SUPPLIED MATERIAL
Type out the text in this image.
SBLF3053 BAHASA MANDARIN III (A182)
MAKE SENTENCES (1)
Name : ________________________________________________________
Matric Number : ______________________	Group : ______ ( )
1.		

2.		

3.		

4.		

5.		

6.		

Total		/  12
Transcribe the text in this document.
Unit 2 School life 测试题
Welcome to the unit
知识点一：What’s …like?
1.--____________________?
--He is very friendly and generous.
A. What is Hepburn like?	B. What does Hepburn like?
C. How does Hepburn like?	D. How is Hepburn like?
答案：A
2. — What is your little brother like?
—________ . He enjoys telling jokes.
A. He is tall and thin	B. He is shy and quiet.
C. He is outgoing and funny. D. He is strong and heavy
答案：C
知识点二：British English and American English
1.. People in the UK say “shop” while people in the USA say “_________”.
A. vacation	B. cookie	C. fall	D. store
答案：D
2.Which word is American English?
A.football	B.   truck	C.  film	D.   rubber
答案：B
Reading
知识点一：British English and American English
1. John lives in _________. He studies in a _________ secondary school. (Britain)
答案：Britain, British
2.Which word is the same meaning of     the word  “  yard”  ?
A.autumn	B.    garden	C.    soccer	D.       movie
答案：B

GOAL
Copy each line of the listing that includes "Hepburn".

RIGHT ANSWER
A. What is Hepburn like?	B. What does Hepburn like?
C. How does Hepburn like?	D. How is Hepburn like?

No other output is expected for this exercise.